-- TASK TO COMPLETE --
Check each statement against the Cyphostemma bainesii profile below. Mark each yes or no and quote the words from the profile that settle it.
1. The species was first described under the name Vitis bainesii.
2. C. bainesii grows taller than C. juttae.
3. The recommended potting mix contains more pumice than Akadama.

A caudiciform of the grape family endemic to the rocky slopes of the Naukluft Mountains in western central Namibia. The authority is (Hook.) Desc. — first described in 1864 as Vitis bainesii and transferred to Cyphostemma by Bernard Descoings in 1967. The epithet honours Thomas Baines, the British explorer and botanical artist who travelled across southern Africa and Australia. Heights stay at 1–2 m, and unlike its taller relative C. juttae the trunk is squat and bottle-shaped. Papery bark peels away to reveal grey-green skin, trifoliate leaves open through summer, and the plant carries small orange grape-like fruits — widely traded and a reliable starting point for caudex growers.
Native climate
Rain concentrates in the warm season, with a dry season of roughly 8 months. Overall mild, at high elevation.
A broad-scale picture of the native range. Real growing spots — rock crevices, fog belts — can be milder.
Sources: climate & elevation WorldClim 2.1 (1970–2000) · occurrences GBIF · native range POWO · current weather Open-Meteo
Care
Light & Placement
In habitat, C. bainesii clings to dolomite and granite outcrops in the Naukluft Mountains at 1,200–1,800 m, often anchored at the base of boulders under unrelenting sun. In active growth, give it as much full light as possible; strong sun keeps the caudex tight and brings out the colour of the peeling bark. Through Japan's midsummer, light shading at 20–30% with the pot on a bench for airflow is the safer setting. Pot stagnation is the main risk, so keep it off the ground and let a fan move air through. Overwinter on a bright sunny window kept dry once the leaves drop.
Watering
In active growth, water deeply once the topsoil has dried completely, then dry it out fully again. Taper from autumn as the leaves drop, and go fully dry through dormancy.
Substrate
Drainage and air come first — an inorganic-led mix of Akadama : Kanuma : pumice = 4:3:3. A deeper pot with generous drainage gives the swelling caudex room to settle.
Fertilizer & Supplements
A diluted liquid feed once a month in active growth, or a pinch of slow-release at repotting. Pushing too hard stretches the branches and softens the bark texture — keep doses modest.
Temperature & Overwintering
Optimal 22–35°C, minimum around 5°C. Bone-dry plants tolerate brief cold, but damp soil under low temperature rots fast. Bring indoors only after a full dry-down.

-- INFORMATION SHOWN --
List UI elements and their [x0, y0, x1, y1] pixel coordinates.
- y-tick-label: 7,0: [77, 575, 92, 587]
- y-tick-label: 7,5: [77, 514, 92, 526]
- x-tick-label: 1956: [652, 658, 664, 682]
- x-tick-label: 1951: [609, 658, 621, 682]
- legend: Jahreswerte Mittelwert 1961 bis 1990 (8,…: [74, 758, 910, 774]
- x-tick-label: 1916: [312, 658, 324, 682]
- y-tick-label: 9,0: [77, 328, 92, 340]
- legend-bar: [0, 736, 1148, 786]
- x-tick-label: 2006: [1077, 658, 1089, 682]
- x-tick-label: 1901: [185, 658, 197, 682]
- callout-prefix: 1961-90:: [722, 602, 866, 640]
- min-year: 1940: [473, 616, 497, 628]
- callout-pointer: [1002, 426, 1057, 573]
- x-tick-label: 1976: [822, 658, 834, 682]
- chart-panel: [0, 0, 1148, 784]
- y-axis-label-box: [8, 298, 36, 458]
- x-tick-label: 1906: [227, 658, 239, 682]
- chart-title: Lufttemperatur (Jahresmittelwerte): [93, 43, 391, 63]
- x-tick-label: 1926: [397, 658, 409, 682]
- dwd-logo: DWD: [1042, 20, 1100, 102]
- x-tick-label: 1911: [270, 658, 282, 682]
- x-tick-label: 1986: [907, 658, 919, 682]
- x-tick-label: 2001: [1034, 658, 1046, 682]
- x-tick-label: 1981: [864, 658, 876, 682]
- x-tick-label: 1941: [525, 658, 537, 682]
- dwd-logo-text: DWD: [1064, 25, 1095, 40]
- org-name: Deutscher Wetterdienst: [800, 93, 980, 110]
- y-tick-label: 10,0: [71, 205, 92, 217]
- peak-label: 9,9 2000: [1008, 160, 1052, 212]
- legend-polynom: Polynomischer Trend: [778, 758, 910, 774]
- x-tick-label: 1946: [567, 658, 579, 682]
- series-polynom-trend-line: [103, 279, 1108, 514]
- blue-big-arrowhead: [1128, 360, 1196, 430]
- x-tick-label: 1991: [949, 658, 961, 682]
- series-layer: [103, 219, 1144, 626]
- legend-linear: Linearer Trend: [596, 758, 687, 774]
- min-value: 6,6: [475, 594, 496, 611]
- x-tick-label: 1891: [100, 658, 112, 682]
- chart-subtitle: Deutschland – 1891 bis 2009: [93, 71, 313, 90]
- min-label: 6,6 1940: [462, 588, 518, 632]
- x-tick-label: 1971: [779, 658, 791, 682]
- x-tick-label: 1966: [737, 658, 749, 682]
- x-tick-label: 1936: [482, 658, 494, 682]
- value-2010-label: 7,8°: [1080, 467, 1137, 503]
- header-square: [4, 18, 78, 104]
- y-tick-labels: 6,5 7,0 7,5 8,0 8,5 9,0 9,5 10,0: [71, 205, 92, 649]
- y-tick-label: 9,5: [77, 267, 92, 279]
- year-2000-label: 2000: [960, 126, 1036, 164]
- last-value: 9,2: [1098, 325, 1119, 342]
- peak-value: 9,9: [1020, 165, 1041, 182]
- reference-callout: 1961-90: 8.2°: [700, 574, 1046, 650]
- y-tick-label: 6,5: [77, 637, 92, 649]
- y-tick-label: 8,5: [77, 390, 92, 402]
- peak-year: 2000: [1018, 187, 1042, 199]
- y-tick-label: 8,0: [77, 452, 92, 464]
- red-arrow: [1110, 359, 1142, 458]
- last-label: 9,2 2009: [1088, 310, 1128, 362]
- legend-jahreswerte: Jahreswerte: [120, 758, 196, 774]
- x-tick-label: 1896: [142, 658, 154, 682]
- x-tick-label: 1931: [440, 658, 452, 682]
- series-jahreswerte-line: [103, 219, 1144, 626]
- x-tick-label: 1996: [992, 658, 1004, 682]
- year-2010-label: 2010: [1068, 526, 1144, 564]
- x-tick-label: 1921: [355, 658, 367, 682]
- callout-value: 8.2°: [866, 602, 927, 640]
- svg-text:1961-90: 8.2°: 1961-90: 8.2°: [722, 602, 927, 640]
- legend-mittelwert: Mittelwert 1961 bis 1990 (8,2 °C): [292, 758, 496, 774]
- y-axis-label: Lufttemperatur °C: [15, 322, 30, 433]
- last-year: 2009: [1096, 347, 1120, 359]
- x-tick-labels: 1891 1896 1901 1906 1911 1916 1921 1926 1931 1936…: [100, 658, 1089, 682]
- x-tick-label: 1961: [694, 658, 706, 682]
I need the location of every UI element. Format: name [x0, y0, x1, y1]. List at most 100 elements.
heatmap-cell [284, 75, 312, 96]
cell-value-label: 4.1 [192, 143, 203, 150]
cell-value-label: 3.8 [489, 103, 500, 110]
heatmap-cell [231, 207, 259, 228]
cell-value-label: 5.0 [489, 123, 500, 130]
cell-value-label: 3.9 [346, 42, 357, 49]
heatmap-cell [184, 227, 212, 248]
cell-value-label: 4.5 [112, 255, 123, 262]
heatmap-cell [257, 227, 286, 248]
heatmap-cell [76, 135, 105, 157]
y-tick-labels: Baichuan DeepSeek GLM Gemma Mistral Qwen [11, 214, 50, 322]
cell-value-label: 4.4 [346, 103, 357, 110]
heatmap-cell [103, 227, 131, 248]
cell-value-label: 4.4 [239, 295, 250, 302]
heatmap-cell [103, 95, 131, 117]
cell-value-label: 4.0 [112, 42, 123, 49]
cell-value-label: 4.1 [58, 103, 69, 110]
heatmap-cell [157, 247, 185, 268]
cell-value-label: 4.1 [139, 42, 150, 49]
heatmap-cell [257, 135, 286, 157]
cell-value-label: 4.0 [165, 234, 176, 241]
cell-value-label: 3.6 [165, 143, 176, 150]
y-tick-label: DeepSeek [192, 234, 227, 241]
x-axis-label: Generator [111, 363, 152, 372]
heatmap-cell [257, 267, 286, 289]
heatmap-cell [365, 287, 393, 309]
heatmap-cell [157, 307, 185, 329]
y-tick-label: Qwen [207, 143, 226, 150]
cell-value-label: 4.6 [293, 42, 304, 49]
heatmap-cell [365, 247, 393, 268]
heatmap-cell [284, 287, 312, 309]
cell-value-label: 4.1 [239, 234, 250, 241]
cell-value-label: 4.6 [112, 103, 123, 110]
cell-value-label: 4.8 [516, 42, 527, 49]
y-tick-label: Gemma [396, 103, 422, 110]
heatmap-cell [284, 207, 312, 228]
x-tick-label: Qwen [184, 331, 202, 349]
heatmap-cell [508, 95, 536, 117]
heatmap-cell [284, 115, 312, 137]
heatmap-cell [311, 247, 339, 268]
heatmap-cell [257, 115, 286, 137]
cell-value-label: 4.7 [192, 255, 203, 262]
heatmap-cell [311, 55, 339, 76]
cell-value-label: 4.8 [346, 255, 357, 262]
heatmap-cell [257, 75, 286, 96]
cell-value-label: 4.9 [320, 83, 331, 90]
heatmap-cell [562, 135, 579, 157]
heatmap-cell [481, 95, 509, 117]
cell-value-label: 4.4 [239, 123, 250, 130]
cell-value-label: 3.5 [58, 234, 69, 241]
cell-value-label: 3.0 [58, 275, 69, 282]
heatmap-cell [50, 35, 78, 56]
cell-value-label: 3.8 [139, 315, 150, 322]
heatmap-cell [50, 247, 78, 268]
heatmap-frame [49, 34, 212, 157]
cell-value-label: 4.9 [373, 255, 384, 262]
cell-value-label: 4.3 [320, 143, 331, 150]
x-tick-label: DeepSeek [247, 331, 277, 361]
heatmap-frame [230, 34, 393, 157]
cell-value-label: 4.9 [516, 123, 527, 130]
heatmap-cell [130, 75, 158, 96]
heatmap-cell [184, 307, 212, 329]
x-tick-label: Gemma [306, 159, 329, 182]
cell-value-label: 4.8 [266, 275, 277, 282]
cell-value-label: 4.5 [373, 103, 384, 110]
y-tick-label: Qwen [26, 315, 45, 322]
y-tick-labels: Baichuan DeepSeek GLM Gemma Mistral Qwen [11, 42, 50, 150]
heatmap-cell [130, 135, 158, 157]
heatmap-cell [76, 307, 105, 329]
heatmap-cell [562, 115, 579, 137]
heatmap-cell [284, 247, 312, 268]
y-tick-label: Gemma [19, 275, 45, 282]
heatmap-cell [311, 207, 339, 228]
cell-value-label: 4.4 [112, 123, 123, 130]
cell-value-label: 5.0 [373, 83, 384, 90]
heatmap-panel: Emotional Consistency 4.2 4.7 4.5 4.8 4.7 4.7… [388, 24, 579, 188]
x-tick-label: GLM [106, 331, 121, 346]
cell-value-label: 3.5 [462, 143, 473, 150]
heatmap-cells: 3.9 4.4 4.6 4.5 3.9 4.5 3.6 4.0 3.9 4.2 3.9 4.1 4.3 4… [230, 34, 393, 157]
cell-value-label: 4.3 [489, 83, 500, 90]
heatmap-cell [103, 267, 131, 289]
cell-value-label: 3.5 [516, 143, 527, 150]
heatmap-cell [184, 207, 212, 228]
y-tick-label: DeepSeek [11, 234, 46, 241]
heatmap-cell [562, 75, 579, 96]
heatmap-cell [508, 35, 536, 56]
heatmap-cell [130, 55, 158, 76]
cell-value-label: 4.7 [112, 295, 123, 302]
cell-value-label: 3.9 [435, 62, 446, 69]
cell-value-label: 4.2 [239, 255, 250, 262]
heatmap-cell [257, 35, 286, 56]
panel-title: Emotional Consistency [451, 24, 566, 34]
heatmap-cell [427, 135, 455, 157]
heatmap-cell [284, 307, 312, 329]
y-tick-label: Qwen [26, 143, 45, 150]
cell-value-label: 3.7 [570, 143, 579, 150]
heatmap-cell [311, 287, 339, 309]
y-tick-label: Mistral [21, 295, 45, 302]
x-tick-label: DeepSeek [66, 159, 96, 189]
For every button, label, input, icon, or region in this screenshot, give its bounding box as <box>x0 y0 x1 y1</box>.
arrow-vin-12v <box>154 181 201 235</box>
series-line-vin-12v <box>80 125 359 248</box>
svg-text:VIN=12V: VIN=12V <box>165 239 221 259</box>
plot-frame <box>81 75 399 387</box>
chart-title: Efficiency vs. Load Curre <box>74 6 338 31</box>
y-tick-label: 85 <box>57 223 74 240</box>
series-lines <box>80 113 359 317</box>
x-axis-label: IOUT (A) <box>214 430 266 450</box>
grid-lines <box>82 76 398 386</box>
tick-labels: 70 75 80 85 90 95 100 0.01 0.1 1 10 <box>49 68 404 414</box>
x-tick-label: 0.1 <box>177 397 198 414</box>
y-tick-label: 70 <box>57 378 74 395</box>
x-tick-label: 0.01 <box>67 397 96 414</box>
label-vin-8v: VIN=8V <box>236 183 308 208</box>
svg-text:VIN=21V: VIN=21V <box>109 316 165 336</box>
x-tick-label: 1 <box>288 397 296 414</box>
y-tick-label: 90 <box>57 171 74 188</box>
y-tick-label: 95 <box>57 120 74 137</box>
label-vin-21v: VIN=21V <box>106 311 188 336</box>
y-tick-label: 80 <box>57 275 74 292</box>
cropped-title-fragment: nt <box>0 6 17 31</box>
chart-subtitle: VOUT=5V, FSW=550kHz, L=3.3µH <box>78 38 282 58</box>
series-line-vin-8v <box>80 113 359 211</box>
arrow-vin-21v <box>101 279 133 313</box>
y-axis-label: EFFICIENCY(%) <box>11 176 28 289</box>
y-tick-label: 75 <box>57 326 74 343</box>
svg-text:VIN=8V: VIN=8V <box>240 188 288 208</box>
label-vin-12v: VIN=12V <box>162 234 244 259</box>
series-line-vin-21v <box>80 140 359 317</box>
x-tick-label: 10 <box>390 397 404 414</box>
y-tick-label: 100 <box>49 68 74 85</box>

-- RESPONSE --
1. Yes: "first described in 1864 as Vitis bainesii"
2. No: "unlike its taller relative C. juttae the trunk is squat and bottle-shaped"
3. No: "Akadama : Kanuma : pumice = 4:3:3"